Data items
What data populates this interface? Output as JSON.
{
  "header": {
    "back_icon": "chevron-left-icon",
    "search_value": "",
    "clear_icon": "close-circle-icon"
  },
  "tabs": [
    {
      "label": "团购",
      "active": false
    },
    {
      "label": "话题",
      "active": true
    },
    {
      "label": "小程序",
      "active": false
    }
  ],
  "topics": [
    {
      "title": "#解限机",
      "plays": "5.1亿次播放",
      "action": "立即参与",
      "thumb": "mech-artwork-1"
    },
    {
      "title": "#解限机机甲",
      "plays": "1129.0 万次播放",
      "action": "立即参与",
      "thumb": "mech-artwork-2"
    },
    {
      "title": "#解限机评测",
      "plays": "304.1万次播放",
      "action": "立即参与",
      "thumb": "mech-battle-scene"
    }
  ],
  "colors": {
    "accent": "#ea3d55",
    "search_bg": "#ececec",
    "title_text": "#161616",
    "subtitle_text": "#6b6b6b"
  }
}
...
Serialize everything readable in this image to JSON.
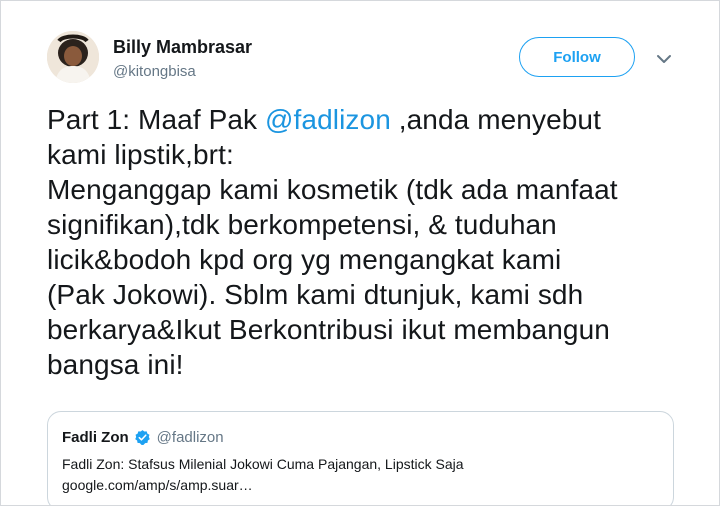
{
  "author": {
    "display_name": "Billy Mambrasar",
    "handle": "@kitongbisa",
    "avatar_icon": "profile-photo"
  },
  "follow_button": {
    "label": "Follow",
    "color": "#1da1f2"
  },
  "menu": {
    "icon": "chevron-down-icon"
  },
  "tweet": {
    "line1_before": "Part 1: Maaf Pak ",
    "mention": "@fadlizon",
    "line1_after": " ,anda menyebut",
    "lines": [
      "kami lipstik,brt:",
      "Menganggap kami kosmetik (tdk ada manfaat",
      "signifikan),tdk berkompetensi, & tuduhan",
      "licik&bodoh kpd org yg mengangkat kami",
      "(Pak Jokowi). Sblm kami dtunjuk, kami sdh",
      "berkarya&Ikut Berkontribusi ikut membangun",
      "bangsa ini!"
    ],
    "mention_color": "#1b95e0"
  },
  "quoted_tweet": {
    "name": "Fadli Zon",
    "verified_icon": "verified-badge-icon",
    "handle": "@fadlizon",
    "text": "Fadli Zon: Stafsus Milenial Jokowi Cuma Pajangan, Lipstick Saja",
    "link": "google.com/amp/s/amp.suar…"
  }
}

* _Set exercise_:
Tally up the lines in the preceding listing that contain the string "thumb". Respond with the number and nothing else.

* _The reply_:
3